◆ Data for this task ◆

_____

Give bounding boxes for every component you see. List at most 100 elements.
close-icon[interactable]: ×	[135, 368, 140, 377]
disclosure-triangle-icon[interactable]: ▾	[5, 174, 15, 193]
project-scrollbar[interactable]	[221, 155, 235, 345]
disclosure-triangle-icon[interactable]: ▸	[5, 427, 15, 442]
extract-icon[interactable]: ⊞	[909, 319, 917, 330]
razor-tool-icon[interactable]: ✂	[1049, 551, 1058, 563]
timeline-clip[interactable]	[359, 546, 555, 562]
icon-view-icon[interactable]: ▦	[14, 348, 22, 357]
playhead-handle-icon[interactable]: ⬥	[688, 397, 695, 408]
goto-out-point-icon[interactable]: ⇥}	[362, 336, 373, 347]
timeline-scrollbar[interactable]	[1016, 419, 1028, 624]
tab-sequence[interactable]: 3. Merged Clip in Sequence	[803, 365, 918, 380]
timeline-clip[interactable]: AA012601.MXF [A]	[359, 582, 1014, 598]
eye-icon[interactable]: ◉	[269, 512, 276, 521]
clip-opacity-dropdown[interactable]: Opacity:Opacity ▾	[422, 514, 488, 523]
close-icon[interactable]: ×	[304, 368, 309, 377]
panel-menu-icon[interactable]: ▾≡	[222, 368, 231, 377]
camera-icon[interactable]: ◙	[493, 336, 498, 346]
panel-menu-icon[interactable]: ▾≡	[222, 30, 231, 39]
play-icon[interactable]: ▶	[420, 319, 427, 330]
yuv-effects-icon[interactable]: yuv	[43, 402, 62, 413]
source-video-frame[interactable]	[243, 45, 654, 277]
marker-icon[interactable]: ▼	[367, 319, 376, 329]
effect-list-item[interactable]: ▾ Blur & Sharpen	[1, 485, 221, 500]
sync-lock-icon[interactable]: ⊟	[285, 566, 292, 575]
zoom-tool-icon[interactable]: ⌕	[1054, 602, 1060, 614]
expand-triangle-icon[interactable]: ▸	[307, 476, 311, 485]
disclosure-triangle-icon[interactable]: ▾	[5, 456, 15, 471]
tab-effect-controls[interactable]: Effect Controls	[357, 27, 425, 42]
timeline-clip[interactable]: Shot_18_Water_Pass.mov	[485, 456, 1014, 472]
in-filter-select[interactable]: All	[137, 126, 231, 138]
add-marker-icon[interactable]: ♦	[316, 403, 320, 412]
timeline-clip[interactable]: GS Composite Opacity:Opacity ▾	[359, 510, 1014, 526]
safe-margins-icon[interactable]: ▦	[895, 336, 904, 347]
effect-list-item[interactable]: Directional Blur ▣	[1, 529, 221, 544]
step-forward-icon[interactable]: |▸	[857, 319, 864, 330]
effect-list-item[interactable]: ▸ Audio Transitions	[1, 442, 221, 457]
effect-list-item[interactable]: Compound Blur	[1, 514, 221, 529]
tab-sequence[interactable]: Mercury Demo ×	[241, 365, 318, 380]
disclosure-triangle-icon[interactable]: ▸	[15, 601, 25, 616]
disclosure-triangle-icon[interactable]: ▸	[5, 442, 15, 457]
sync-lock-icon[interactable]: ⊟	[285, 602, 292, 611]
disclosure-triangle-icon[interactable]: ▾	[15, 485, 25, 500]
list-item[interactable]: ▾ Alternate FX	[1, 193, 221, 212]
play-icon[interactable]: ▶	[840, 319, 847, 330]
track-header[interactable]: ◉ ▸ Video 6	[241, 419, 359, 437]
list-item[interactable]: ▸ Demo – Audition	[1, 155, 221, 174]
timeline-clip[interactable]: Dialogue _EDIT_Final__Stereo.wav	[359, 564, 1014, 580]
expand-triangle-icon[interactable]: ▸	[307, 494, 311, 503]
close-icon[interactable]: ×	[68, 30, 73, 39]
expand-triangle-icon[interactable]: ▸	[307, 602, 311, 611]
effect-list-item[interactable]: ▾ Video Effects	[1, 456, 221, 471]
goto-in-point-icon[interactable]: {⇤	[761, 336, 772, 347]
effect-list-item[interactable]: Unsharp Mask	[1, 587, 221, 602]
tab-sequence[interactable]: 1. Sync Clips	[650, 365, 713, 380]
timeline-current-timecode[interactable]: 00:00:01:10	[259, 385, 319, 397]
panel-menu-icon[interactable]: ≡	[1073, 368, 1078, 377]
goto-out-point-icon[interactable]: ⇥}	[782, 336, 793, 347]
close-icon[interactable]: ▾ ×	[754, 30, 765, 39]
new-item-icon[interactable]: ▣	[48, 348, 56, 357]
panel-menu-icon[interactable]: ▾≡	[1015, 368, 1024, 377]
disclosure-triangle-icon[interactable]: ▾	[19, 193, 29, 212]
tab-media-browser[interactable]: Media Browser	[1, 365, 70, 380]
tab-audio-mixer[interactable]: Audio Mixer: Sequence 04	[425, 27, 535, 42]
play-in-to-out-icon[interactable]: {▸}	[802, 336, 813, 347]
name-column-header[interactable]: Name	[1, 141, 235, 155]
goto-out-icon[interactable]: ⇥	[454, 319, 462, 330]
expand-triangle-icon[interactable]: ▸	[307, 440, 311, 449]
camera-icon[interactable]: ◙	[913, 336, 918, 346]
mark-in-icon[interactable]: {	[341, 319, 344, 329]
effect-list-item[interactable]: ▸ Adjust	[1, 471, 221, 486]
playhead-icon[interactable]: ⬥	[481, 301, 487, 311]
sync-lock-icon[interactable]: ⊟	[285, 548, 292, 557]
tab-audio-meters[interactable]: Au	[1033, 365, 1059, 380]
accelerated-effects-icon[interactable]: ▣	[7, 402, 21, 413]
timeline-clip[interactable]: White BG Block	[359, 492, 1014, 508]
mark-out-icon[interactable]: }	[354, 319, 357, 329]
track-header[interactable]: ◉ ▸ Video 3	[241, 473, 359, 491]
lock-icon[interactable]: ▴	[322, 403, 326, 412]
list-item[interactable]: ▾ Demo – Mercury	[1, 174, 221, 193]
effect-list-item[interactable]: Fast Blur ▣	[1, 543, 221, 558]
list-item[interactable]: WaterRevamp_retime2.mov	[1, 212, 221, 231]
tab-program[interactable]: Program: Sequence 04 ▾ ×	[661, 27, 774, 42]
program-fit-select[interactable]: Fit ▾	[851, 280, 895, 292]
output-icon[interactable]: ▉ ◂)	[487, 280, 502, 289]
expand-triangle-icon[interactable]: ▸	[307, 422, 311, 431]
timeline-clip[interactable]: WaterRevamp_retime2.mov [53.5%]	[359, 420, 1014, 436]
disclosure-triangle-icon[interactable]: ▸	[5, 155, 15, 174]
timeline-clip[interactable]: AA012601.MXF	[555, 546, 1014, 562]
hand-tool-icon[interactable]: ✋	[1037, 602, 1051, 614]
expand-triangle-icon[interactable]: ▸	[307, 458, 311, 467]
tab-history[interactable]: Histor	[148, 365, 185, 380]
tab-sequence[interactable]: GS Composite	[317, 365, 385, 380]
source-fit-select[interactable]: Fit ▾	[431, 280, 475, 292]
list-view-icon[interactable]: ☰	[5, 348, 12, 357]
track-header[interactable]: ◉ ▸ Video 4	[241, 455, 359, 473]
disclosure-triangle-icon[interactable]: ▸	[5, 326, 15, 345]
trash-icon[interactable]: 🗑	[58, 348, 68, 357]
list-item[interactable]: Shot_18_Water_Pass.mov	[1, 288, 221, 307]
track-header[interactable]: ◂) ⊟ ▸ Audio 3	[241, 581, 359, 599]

_____

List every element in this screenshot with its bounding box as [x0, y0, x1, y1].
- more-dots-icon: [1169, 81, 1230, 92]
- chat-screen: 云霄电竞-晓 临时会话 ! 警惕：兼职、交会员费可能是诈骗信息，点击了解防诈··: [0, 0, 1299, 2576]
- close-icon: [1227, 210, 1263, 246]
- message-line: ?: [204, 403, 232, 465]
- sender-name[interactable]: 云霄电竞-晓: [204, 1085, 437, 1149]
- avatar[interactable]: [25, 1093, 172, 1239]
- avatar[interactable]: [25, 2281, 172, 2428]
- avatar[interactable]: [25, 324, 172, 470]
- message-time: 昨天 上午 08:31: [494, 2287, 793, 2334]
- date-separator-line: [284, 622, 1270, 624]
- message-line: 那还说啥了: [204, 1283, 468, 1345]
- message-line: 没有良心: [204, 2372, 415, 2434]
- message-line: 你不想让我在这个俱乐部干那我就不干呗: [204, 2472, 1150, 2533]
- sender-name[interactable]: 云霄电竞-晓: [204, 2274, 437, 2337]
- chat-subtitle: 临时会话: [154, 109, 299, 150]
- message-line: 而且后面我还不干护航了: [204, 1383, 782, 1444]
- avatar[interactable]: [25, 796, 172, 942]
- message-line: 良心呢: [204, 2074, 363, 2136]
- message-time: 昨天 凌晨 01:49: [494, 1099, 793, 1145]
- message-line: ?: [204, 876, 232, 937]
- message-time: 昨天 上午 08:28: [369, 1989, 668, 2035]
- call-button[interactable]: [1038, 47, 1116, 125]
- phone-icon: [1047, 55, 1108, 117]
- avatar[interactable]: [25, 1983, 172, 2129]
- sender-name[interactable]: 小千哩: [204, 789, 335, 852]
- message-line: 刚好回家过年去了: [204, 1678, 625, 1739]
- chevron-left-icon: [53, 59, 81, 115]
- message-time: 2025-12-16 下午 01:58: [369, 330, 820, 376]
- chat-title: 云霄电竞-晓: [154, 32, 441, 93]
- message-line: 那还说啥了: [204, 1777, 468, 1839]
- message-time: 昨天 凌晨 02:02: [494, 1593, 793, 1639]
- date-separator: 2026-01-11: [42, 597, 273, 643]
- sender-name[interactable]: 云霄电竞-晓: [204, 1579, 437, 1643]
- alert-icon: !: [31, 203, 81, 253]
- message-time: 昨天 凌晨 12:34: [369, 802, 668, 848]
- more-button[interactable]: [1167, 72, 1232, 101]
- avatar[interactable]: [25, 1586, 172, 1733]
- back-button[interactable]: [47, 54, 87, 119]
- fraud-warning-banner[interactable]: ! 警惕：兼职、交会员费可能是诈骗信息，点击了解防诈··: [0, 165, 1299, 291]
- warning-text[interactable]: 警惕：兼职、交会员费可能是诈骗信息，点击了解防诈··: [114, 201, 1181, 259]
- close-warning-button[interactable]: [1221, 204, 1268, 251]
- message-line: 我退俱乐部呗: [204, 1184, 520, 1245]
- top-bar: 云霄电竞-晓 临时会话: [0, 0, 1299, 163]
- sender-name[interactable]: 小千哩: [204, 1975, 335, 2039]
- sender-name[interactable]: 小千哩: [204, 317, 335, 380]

_____

◆ Problem ◆
Rewrite the records from the line containing "Give bounding boxes" through the line containing "319, 917, 330]", changing "close-icon" to "dismiss-icon" and leaving everything else the same.

◆ Task result ◆
Give bounding boxes for every component you see. List at most 100 elements.
dismiss-icon[interactable]: ×	[135, 368, 140, 377]
disclosure-triangle-icon[interactable]: ▾	[5, 174, 15, 193]
project-scrollbar[interactable]	[221, 155, 235, 345]
disclosure-triangle-icon[interactable]: ▸	[5, 427, 15, 442]
extract-icon[interactable]: ⊞	[909, 319, 917, 330]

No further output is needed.